**Stated goal**
Using the listing below, copy every line that mentions "Ecommerce".

-- START OF Task input --

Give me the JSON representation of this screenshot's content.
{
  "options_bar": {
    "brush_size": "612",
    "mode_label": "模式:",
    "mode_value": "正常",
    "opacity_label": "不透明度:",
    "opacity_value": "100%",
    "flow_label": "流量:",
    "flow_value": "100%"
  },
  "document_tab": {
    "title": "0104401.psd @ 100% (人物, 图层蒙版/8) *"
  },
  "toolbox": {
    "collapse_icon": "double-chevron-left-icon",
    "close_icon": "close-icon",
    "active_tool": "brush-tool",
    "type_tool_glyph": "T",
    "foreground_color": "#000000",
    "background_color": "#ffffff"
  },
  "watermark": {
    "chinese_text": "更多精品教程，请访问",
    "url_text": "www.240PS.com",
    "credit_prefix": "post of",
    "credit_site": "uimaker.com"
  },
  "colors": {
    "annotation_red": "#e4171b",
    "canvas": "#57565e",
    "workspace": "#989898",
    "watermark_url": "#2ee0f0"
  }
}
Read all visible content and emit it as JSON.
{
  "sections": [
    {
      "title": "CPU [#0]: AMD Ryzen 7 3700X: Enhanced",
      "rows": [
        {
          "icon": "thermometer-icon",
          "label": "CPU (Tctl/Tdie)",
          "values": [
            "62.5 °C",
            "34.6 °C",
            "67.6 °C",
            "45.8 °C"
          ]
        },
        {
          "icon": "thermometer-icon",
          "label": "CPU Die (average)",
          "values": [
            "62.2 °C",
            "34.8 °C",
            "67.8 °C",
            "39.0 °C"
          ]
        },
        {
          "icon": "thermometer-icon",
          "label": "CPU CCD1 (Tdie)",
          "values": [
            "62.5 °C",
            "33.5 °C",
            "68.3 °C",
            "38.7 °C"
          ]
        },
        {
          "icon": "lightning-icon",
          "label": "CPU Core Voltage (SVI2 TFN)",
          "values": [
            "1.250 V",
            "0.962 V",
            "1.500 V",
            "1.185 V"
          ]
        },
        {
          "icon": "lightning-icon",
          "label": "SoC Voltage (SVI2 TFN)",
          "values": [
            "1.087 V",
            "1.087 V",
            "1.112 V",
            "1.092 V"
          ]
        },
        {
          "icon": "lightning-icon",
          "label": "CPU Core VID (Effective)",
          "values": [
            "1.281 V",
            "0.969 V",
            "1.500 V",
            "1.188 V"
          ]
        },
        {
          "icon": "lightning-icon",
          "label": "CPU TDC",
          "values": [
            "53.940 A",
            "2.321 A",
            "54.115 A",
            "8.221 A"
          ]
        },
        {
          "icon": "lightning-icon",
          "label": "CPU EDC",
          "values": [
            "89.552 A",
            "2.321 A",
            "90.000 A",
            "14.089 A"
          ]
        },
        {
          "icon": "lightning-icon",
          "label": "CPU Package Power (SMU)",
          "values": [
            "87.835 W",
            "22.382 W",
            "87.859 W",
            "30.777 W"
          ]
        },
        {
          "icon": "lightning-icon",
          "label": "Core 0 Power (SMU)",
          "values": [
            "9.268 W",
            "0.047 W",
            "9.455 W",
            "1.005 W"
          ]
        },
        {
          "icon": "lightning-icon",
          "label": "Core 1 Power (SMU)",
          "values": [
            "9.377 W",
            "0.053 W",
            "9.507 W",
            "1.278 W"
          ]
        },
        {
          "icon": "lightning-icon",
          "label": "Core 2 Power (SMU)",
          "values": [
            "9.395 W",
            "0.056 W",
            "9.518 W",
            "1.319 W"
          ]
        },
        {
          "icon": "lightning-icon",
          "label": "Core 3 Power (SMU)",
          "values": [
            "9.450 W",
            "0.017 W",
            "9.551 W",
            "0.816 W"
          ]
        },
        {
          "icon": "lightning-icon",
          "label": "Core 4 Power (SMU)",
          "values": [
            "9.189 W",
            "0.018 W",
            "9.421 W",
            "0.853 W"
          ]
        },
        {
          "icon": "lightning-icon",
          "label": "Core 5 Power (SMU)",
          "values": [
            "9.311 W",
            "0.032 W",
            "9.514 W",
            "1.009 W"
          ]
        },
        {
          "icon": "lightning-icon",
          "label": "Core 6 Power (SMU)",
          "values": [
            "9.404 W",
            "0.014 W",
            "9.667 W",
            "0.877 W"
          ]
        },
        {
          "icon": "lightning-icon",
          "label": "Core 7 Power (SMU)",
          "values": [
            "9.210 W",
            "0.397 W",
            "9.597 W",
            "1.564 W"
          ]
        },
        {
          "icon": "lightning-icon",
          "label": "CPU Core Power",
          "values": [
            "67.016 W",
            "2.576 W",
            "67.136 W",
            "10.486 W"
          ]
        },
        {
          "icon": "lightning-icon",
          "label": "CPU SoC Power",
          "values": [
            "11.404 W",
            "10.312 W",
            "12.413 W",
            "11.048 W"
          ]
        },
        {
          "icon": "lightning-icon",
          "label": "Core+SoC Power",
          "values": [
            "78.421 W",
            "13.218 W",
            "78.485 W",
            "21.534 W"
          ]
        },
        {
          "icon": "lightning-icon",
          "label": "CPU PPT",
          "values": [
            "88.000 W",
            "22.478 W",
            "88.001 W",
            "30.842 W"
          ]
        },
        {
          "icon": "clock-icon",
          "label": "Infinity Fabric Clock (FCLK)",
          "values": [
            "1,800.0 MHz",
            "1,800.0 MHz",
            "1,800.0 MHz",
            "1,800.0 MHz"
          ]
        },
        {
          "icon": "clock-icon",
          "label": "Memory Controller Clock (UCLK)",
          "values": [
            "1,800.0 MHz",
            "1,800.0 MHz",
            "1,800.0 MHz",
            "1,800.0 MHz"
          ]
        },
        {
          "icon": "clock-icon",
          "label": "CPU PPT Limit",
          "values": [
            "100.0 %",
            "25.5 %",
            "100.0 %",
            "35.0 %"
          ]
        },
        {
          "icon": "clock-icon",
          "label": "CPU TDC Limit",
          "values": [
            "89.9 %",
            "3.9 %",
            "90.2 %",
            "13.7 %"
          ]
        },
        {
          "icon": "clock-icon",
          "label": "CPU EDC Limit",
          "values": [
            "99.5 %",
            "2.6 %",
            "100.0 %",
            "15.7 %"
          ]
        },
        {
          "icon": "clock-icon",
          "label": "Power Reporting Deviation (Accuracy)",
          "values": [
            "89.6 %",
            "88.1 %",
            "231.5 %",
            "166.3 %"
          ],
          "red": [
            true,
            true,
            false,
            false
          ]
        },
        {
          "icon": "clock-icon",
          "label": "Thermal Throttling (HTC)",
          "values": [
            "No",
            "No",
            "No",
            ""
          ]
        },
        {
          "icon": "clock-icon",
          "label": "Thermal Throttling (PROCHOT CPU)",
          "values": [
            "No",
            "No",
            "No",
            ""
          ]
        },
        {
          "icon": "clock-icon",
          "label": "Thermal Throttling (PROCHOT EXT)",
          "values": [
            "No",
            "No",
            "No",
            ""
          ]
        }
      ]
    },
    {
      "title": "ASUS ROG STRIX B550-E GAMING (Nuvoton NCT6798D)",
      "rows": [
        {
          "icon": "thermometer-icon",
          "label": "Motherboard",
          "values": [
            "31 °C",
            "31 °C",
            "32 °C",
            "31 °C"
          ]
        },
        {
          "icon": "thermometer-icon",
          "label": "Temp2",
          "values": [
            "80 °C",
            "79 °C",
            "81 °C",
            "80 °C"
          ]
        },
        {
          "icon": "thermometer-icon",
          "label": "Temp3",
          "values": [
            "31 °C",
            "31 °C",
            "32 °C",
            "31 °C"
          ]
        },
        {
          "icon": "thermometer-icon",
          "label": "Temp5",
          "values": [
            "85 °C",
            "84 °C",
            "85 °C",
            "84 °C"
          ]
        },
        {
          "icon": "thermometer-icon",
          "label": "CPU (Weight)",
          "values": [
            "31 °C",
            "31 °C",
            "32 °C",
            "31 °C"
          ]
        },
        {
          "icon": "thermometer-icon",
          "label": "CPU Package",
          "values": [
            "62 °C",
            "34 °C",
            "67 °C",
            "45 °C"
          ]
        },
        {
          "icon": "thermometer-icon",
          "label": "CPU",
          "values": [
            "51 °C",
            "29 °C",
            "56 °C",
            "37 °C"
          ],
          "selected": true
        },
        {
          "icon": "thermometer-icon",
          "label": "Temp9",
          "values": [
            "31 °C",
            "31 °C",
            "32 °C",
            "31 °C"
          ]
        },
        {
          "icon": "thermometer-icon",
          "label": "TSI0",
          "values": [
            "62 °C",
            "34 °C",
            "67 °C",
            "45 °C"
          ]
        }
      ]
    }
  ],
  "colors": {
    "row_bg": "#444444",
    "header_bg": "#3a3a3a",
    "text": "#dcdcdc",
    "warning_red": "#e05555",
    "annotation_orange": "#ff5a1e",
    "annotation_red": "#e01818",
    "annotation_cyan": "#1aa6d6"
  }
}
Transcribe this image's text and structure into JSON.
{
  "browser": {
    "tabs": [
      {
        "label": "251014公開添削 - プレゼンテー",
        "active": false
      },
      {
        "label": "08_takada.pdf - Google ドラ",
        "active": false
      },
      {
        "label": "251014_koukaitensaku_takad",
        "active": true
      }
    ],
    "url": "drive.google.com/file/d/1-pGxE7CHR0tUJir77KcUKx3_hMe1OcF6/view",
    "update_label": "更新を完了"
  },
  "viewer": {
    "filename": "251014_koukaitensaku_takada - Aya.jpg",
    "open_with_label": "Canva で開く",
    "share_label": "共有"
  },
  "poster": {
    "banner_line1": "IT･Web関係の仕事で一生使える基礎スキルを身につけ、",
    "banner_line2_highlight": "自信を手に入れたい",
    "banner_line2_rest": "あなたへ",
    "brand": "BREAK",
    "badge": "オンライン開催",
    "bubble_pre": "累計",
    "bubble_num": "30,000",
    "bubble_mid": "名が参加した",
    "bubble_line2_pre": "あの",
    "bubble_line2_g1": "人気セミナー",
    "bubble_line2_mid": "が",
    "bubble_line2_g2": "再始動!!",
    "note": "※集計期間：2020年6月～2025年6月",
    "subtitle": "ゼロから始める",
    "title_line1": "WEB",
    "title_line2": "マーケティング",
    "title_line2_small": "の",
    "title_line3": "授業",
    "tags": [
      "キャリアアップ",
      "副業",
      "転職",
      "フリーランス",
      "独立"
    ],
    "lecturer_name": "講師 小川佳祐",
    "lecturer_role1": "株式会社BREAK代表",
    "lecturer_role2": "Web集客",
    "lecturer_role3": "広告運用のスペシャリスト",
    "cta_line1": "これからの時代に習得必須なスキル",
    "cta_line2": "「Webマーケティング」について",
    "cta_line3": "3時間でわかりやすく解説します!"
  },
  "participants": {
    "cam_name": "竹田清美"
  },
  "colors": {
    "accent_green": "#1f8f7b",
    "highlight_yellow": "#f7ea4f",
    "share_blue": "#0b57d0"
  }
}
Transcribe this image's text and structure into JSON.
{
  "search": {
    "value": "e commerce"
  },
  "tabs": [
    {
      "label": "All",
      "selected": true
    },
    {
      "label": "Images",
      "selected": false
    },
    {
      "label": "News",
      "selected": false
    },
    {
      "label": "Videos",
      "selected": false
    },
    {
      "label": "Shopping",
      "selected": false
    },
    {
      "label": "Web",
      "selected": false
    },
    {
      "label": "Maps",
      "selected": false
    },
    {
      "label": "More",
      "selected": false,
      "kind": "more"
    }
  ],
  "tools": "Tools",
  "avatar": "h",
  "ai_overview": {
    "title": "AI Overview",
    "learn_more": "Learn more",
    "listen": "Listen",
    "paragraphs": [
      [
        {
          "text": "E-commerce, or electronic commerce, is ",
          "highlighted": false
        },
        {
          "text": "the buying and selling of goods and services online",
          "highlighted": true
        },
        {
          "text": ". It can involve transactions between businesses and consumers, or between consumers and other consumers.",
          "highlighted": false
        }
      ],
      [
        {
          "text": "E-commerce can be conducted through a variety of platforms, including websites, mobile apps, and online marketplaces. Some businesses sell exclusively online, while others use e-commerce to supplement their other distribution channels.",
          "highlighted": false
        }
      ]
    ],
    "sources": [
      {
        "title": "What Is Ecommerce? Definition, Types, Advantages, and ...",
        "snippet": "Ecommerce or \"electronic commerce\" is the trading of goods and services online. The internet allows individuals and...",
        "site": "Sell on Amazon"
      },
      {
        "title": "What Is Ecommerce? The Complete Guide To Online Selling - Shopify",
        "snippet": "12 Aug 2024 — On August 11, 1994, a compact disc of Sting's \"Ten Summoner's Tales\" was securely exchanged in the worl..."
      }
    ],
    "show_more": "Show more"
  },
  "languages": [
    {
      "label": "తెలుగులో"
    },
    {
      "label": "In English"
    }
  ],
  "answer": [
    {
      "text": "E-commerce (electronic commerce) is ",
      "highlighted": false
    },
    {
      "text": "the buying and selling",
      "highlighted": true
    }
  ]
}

-- END OF Task input --

**Right answer**
        "title": "What Is Ecommerce? Definition, Types, Advantages, and ...",
        "snippet": "Ecommerce or \"electronic commerce\" is the trading of goods and services online. The internet allows individuals and...",
        "title": "What Is Ecommerce? The Complete Guide To Online Selling - Shopify",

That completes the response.